- [Exercise inputs]:
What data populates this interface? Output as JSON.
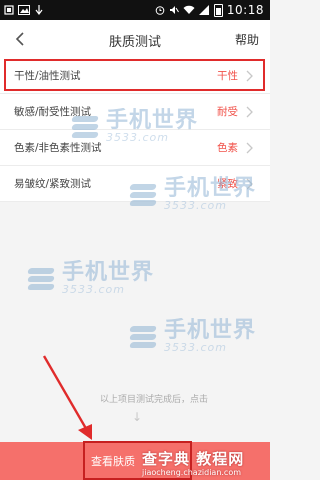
{
  "status_bar": {
    "time": "10:18"
  },
  "header": {
    "title": "肤质测试",
    "help_label": "帮助"
  },
  "tests": [
    {
      "label": "干性/油性测试",
      "result": "干性"
    },
    {
      "label": "敏感/耐受性测试",
      "result": "耐受"
    },
    {
      "label": "色素/非色素性测试",
      "result": "色素"
    },
    {
      "label": "易皱纹/紧致测试",
      "result": "紧致"
    }
  ],
  "hint_text": "以上项目测试完成后，点击",
  "bottom_button": {
    "label": "查看肤质"
  },
  "watermark": {
    "text": "手机世界",
    "sub": "3533.com"
  },
  "site_watermark": {
    "name": "查字典 教程网",
    "url": "jiaocheng.chazidian.com"
  },
  "colors": {
    "accent": "#f1524a",
    "button": "#f5706b",
    "highlight": "#e02b2b"
  }
}
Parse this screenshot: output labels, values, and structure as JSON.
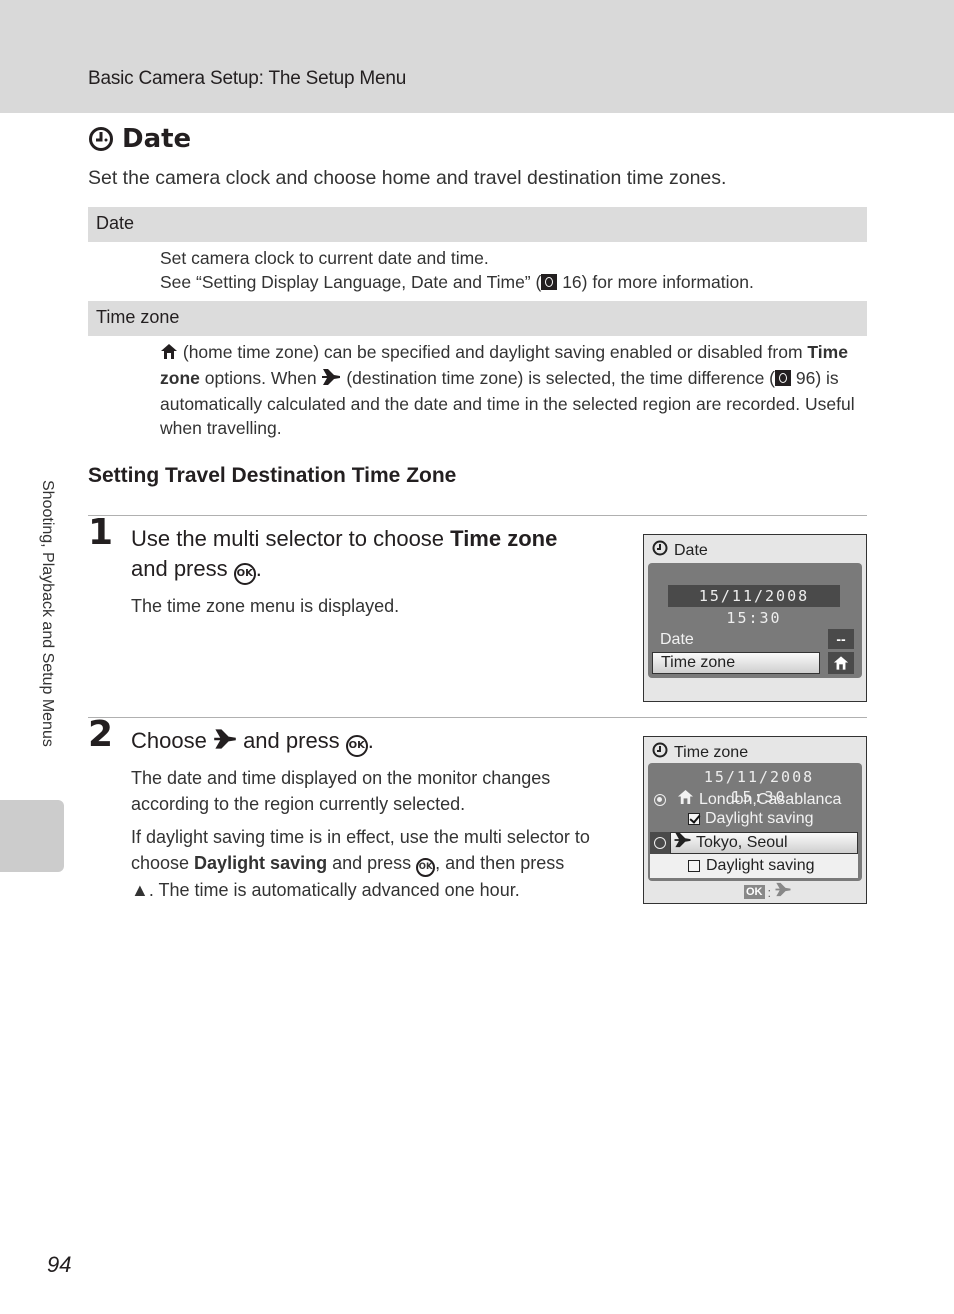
{
  "header": {
    "title": "Basic Camera Setup: The Setup Menu"
  },
  "page": {
    "title": "Date",
    "title_icon": "clock-icon",
    "intro": "Set the camera clock and choose home and travel destination time zones.",
    "page_number": "94",
    "side_tab": "Shooting, Playback and Setup Menus"
  },
  "sections": [
    {
      "label": "Date",
      "line1": "Set camera clock to current date and time.",
      "line2_pre": "See “Setting Display Language, Date and Time” (",
      "line2_ref": "16",
      "line2_post": ") for more information."
    },
    {
      "label": "Time zone",
      "p1": " (home time zone) can be specified and daylight saving enabled or disabled from ",
      "p1_bold": "Time zone",
      "p2": " options. When ",
      "p3": " (destination time zone) is selected, the time difference (",
      "p3_ref": "96",
      "p4": ") is automatically calculated and the date and time in the selected region are recorded. Useful when travelling."
    }
  ],
  "subheading": "Setting Travel Destination Time Zone",
  "steps": [
    {
      "number": "1",
      "title_pre": "Use the multi selector to choose ",
      "title_bold": "Time zone",
      "title_post1": "and press ",
      "title_post2": ".",
      "body": "The time zone menu is displayed."
    },
    {
      "number": "2",
      "title_pre": "Choose ",
      "title_mid": " and press ",
      "title_post": ".",
      "body1": "The date and time displayed on the monitor changes according to the region currently selected.",
      "body2_pre": "If daylight saving time is in effect, use the multi selector to choose ",
      "body2_bold": "Daylight saving",
      "body2_mid": " and press ",
      "body2_post": ", and then press ",
      "body2_end": ". The time is automatically advanced one hour."
    }
  ],
  "screens": {
    "date_screen": {
      "title": "Date",
      "datetime": "15/11/2008  15:30",
      "items": [
        {
          "label": "Date",
          "value": "--"
        },
        {
          "label": "Time zone",
          "value_icon": "home-icon",
          "selected": true
        }
      ]
    },
    "tz_screen": {
      "title": "Time zone",
      "datetime": "15/11/2008   15:30",
      "home_city": "London,Casablanca",
      "home_daylight": "Daylight saving",
      "home_daylight_checked": true,
      "dest_city": "Tokyo, Seoul",
      "dest_daylight": "Daylight saving",
      "dest_daylight_checked": false,
      "footer_ok": "OK",
      "footer_sep": ":"
    }
  },
  "glyphs": {
    "ok": "OK",
    "up_triangle": "▲"
  }
}
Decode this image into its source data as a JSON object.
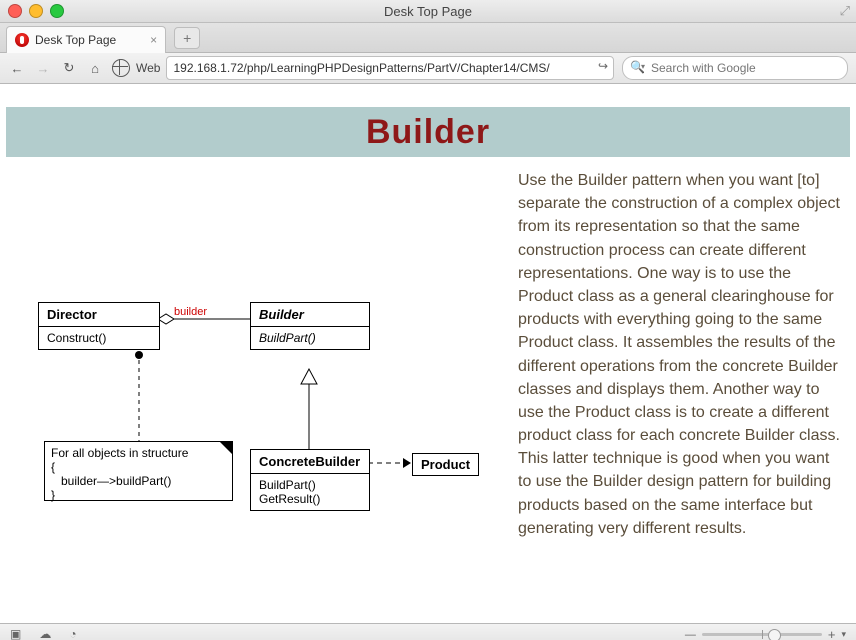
{
  "window": {
    "title": "Desk Top Page"
  },
  "tab": {
    "title": "Desk Top Page"
  },
  "toolbar": {
    "web_label": "Web",
    "address": "192.168.1.72/php/LearningPHPDesignPatterns/PartV/Chapter14/CMS/",
    "search_placeholder": "Search with Google"
  },
  "page": {
    "banner_title": "Builder",
    "description": "Use the Builder pattern when you want [to] separate the construction of a complex object from its representation so that the same construction process can create different representations. One way is to use the Product class as a general clearinghouse for products with everything going to the same Product class. It assembles the results of the different operations from the concrete Builder classes and displays them. Another way to use the Product class is to create a different product class for each concrete Builder class. This latter technique is good when you want to use the Builder design pattern for building products based on the same interface but generating very different results."
  },
  "uml": {
    "director": {
      "name": "Director",
      "method": "Construct()"
    },
    "builder": {
      "name": "Builder",
      "method": "BuildPart()"
    },
    "concrete": {
      "name": "ConcreteBuilder",
      "method1": "BuildPart()",
      "method2": "GetResult()"
    },
    "product": {
      "name": "Product"
    },
    "assoc_label": "builder",
    "note_line1": "For all objects in structure",
    "note_line2": "{",
    "note_line3": "   builder—>buildPart()",
    "note_line4": "}"
  }
}
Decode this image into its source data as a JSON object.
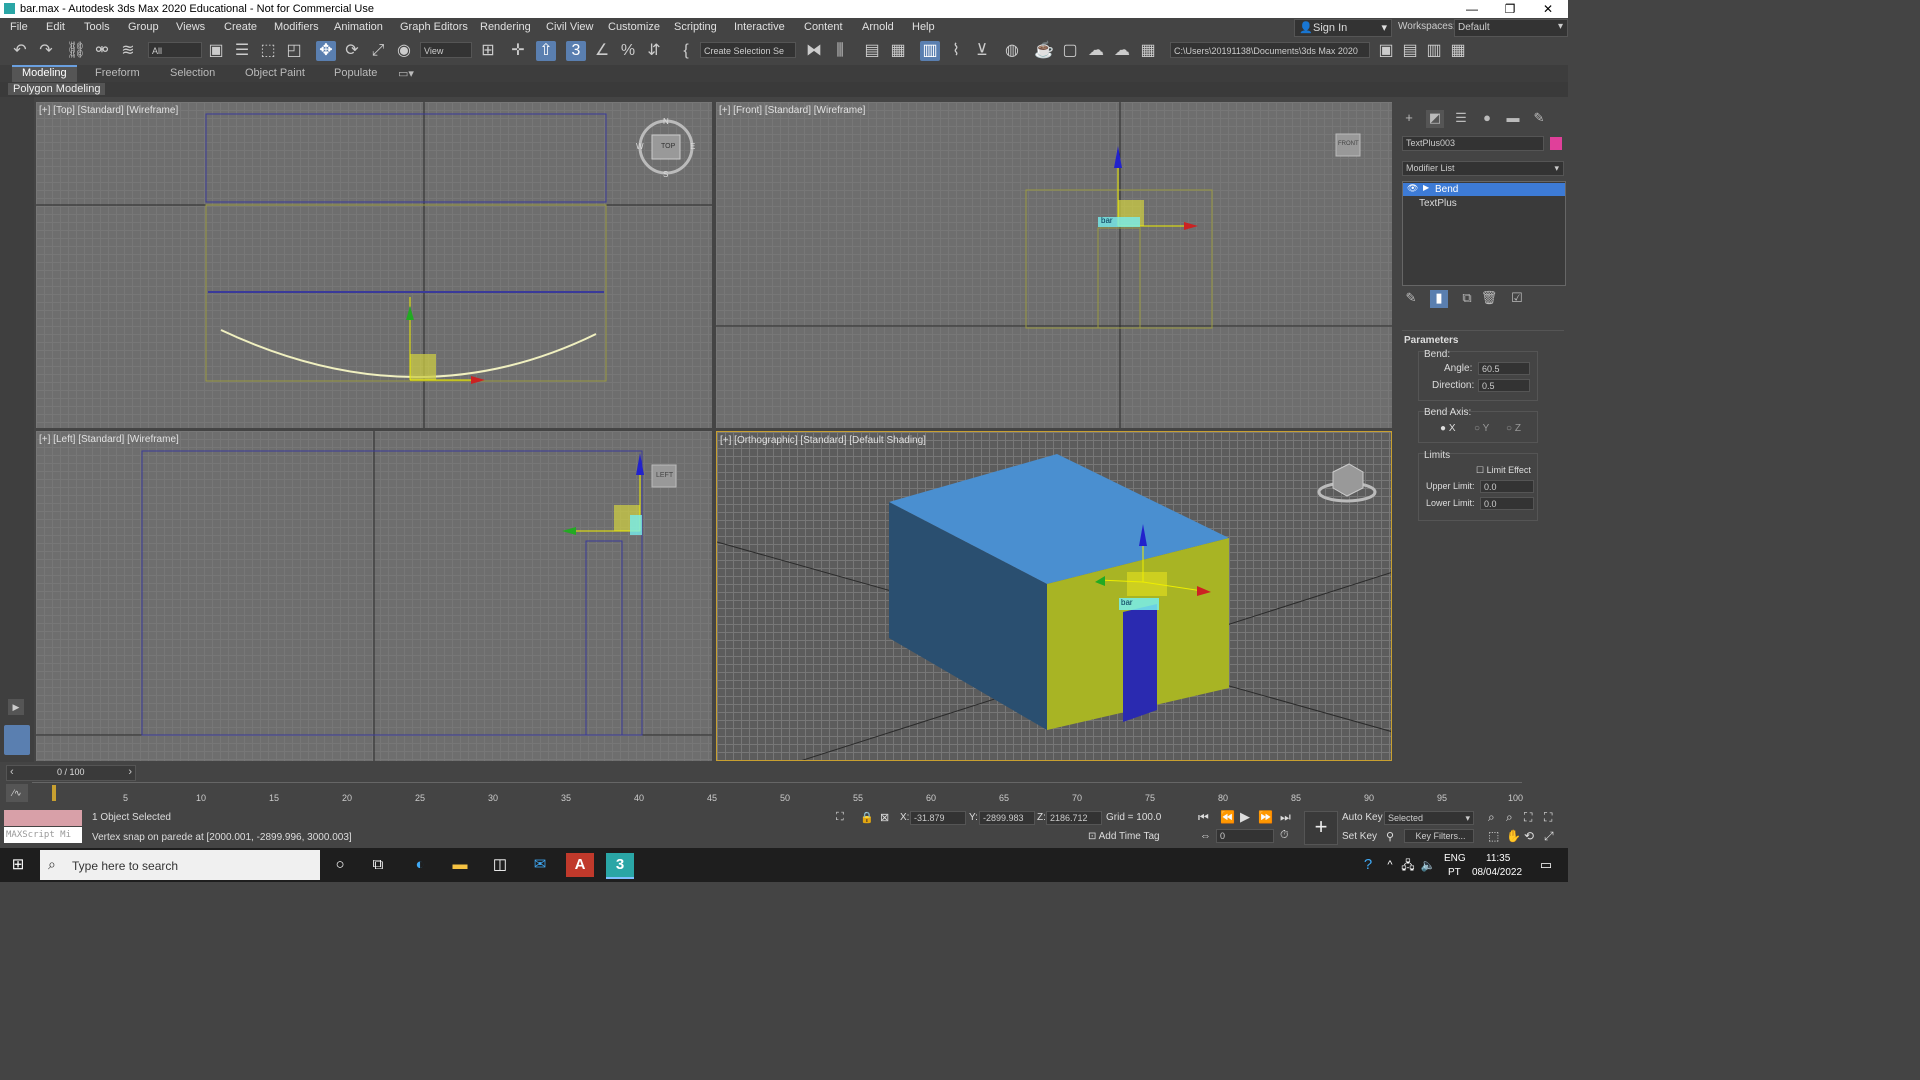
{
  "window": {
    "title": "bar.max - Autodesk 3ds Max 2020 Educational - Not for Commercial Use",
    "min": "—",
    "max": "❐",
    "close": "✕"
  },
  "menu": [
    "File",
    "Edit",
    "Tools",
    "Group",
    "Views",
    "Create",
    "Modifiers",
    "Animation",
    "Graph Editors",
    "Rendering",
    "Civil View",
    "Customize",
    "Scripting",
    "Interactive",
    "Content",
    "Arnold",
    "Help"
  ],
  "signin": "Sign In",
  "workspace": {
    "label": "Workspaces:",
    "value": "Default"
  },
  "toolbar": {
    "filter": "All",
    "refcoord": "View",
    "selset": "Create Selection Se",
    "path": "C:\\Users\\20191138\\Documents\\3ds Max 2020"
  },
  "ribbon": {
    "tabs": [
      "Modeling",
      "Freeform",
      "Selection",
      "Object Paint",
      "Populate"
    ],
    "sub": "Polygon Modeling"
  },
  "viewports": {
    "top": "[+] [Top] [Standard] [Wireframe]",
    "front": "[+] [Front] [Standard] [Wireframe]",
    "left": "[+] [Left] [Standard] [Wireframe]",
    "persp": "[+] [Orthographic] [Standard] [Default Shading]"
  },
  "viewcube": {
    "top": "TOP",
    "front": "FRONT",
    "left": "LEFT",
    "n": "N",
    "s": "S",
    "e": "E",
    "w": "W"
  },
  "object_label": "bar",
  "command_panel": {
    "object_name": "TextPlus003",
    "object_color": "#e0409a",
    "modifier_list": "Modifier List",
    "stack": [
      "Bend",
      "TextPlus"
    ],
    "rollout": "Parameters",
    "bend_label": "Bend:",
    "angle_label": "Angle:",
    "angle": "60.5",
    "direction_label": "Direction:",
    "direction": "0.5",
    "axis_label": "Bend Axis:",
    "axes": [
      "X",
      "Y",
      "Z"
    ],
    "limits_label": "Limits",
    "limit_effect": "Limit Effect",
    "upper_label": "Upper Limit:",
    "upper": "0.0",
    "lower_label": "Lower Limit:",
    "lower": "0.0"
  },
  "timeline": {
    "frame": "0 / 100",
    "ticks": [
      "5",
      "10",
      "15",
      "20",
      "25",
      "30",
      "35",
      "40",
      "45",
      "50",
      "55",
      "60",
      "65",
      "70",
      "75",
      "80",
      "85",
      "90",
      "95",
      "100"
    ]
  },
  "status": {
    "maxscript": "MAXScript Mi",
    "selected": "1 Object Selected",
    "prompt": "Vertex snap on parede at [2000.001, -2899.996, 3000.003]",
    "x_label": "X:",
    "x": "-31.879",
    "y_label": "Y:",
    "y": "-2899.983",
    "z_label": "Z:",
    "z": "2186.712",
    "grid": "Grid = 100.0",
    "add_time_tag": "Add Time Tag",
    "autokey": "Auto Key",
    "setkey": "Set Key",
    "keymode": "Selected",
    "keyfilters": "Key Filters...",
    "frame_field": "0"
  },
  "taskbar": {
    "search": "Type here to search",
    "lang1": "ENG",
    "lang2": "PT",
    "time": "11:35",
    "date": "08/04/2022"
  },
  "colors": {
    "accent": "#5a7fb0",
    "selection": "#3d7bd6"
  }
}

- [Stated goal]: Copy all the entries word for word. Omit any pictures.

- [Written answer]:
What data populates this interface? Output as JSON.
{
  "status_bar": {
    "time": "10:18"
  },
  "header": {
    "title": "肤质测试",
    "help_label": "帮助"
  },
  "tests": [
    {
      "label": "干性/油性测试",
      "result": "干性"
    },
    {
      "label": "敏感/耐受性测试",
      "result": "耐受"
    },
    {
      "label": "色素/非色素性测试",
      "result": "色素"
    },
    {
      "label": "易皱纹/紧致测试",
      "result": "紧致"
    }
  ],
  "hint_text": "以上项目测试完成后，点击",
  "bottom_button": {
    "label": "查看肤质"
  },
  "watermark": {
    "text": "手机世界",
    "sub": "3533.com"
  },
  "site_watermark": {
    "name": "查字典 教程网",
    "url": "jiaocheng.chazidian.com"
  },
  "colors": {
    "accent": "#f1524a",
    "button": "#f5706b",
    "highlight": "#e02b2b"
  }
}
Parse this screenshot: output labels, values, and structure as JSON.
{
  "header": {
    "title": "Basic Camera Setup: The Setup Menu"
  },
  "page": {
    "title": "Date",
    "title_icon": "clock-icon",
    "intro": "Set the camera clock and choose home and travel destination time zones.",
    "page_number": "94",
    "side_tab": "Shooting, Playback and Setup Menus"
  },
  "sections": [
    {
      "label": "Date",
      "line1": "Set camera clock to current date and time.",
      "line2_pre": "See “Setting Display Language, Date and Time” (",
      "line2_ref": "16",
      "line2_post": ") for more information."
    },
    {
      "label": "Time zone",
      "p1": " (home time zone) can be specified and daylight saving enabled or disabled from ",
      "p1_bold": "Time zone",
      "p2": " options. When ",
      "p3": " (destination time zone) is selected, the time difference (",
      "p3_ref": "96",
      "p4": ") is automatically calculated and the date and time in the selected region are recorded. Useful when travelling."
    }
  ],
  "subheading": "Setting Travel Destination Time Zone",
  "steps": [
    {
      "number": "1",
      "title_pre": "Use the multi selector to choose ",
      "title_bold": "Time zone",
      "title_post1": "and press ",
      "title_post2": ".",
      "body": "The time zone menu is displayed."
    },
    {
      "number": "2",
      "title_pre": "Choose ",
      "title_mid": " and press ",
      "title_post": ".",
      "body1": "The date and time displayed on the monitor changes according to the region currently selected.",
      "body2_pre": "If daylight saving time is in effect, use the multi selector to choose ",
      "body2_bold": "Daylight saving",
      "body2_mid": " and press ",
      "body2_post": ", and then press ",
      "body2_end": ". The time is automatically advanced one hour."
    }
  ],
  "screens": {
    "date_screen": {
      "title": "Date",
      "datetime": "15/11/2008  15:30",
      "items": [
        {
          "label": "Date",
          "value": "--"
        },
        {
          "label": "Time zone",
          "value_icon": "home-icon",
          "selected": true
        }
      ]
    },
    "tz_screen": {
      "title": "Time zone",
      "datetime": "15/11/2008   15:30",
      "home_city": "London,Casablanca",
      "home_daylight": "Daylight saving",
      "home_daylight_checked": true,
      "dest_city": "Tokyo, Seoul",
      "dest_daylight": "Daylight saving",
      "dest_daylight_checked": false,
      "footer_ok": "OK",
      "footer_sep": ":"
    }
  },
  "glyphs": {
    "ok": "OK",
    "up_triangle": "▲"
  }
}
Decode this image into its source data as a JSON object.
{
  "window": {
    "title": "Desk Top Page"
  },
  "tab": {
    "title": "Desk Top Page"
  },
  "toolbar": {
    "web_label": "Web",
    "address": "192.168.1.72/php/LearningPHPDesignPatterns/PartV/Chapter14/CMS/",
    "search_placeholder": "Search with Google"
  },
  "page": {
    "banner_title": "Builder",
    "description": "Use the Builder pattern when you want [to] separate the construction of a complex object from its representation so that the same construction process can create different representations. One way is to use the Product class as a general clearinghouse for products with everything going to the same Product class. It assembles the results of the different operations from the concrete Builder classes and displays them. Another way to use the Product class is to create a different product class for each concrete Builder class. This latter technique is good when you want to use the Builder design pattern for building products based on the same interface but generating very different results."
  },
  "uml": {
    "director": {
      "name": "Director",
      "method": "Construct()"
    },
    "builder": {
      "name": "Builder",
      "method": "BuildPart()"
    },
    "concrete": {
      "name": "ConcreteBuilder",
      "method1": "BuildPart()",
      "method2": "GetResult()"
    },
    "product": {
      "name": "Product"
    },
    "assoc_label": "builder",
    "note_line1": "For all objects in structure",
    "note_line2": "{",
    "note_line3": "   builder—>buildPart()",
    "note_line4": "}"
  }
}
Decode this image into its source data as a JSON object.
{
  "window": {
    "title": "bar.max - Autodesk 3ds Max 2020 Educational - Not for Commercial Use",
    "min": "—",
    "max": "❐",
    "close": "✕"
  },
  "menu": [
    "File",
    "Edit",
    "Tools",
    "Group",
    "Views",
    "Create",
    "Modifiers",
    "Animation",
    "Graph Editors",
    "Rendering",
    "Civil View",
    "Customize",
    "Scripting",
    "Interactive",
    "Content",
    "Arnold",
    "Help"
  ],
  "signin": "Sign In",
  "workspace": {
    "label": "Workspaces:",
    "value": "Default"
  },
  "toolbar": {
    "filter": "All",
    "refcoord": "View",
    "selset": "Create Selection Se",
    "path": "C:\\Users\\20191138\\Documents\\3ds Max 2020"
  },
  "ribbon": {
    "tabs": [
      "Modeling",
      "Freeform",
      "Selection",
      "Object Paint",
      "Populate"
    ],
    "sub": "Polygon Modeling"
  },
  "viewports": {
    "top": "[+] [Top] [Standard] [Wireframe]",
    "front": "[+] [Front] [Standard] [Wireframe]",
    "left": "[+] [Left] [Standard] [Wireframe]",
    "persp": "[+] [Orthographic] [Standard] [Default Shading]"
  },
  "viewcube": {
    "top": "TOP",
    "front": "FRONT",
    "left": "LEFT",
    "n": "N",
    "s": "S",
    "e": "E",
    "w": "W"
  },
  "object_label": "bar",
  "command_panel": {
    "object_name": "TextPlus003",
    "object_color": "#e0409a",
    "modifier_list": "Modifier List",
    "stack": [
      "Bend",
      "TextPlus"
    ],
    "rollout": "Parameters",
    "bend_label": "Bend:",
    "angle_label": "Angle:",
    "angle": "60.5",
    "direction_label": "Direction:",
    "direction": "0.5",
    "axis_label": "Bend Axis:",
    "axes": [
      "X",
      "Y",
      "Z"
    ],
    "limits_label": "Limits",
    "limit_effect": "Limit Effect",
    "upper_label": "Upper Limit:",
    "upper": "0.0",
    "lower_label": "Lower Limit:",
    "lower": "0.0"
  },
  "timeline": {
    "frame": "0 / 100",
    "ticks": [
      "5",
      "10",
      "15",
      "20",
      "25",
      "30",
      "35",
      "40",
      "45",
      "50",
      "55",
      "60",
      "65",
      "70",
      "75",
      "80",
      "85",
      "90",
      "95",
      "100"
    ]
  },
  "status": {
    "maxscript": "MAXScript Mi",
    "selected": "1 Object Selected",
    "prompt": "Vertex snap on parede at [2000.001, -2899.996, 3000.003]",
    "x_label": "X:",
    "x": "-31.879",
    "y_label": "Y:",
    "y": "-2899.983",
    "z_label": "Z:",
    "z": "2186.712",
    "grid": "Grid = 100.0",
    "add_time_tag": "Add Time Tag",
    "autokey": "Auto Key",
    "setkey": "Set Key",
    "keymode": "Selected",
    "keyfilters": "Key Filters...",
    "frame_field": "0"
  },
  "taskbar": {
    "search": "Type here to search",
    "lang1": "ENG",
    "lang2": "PT",
    "time": "11:35",
    "date": "08/04/2022"
  },
  "colors": {
    "accent": "#5a7fb0",
    "selection": "#3d7bd6"
  }
}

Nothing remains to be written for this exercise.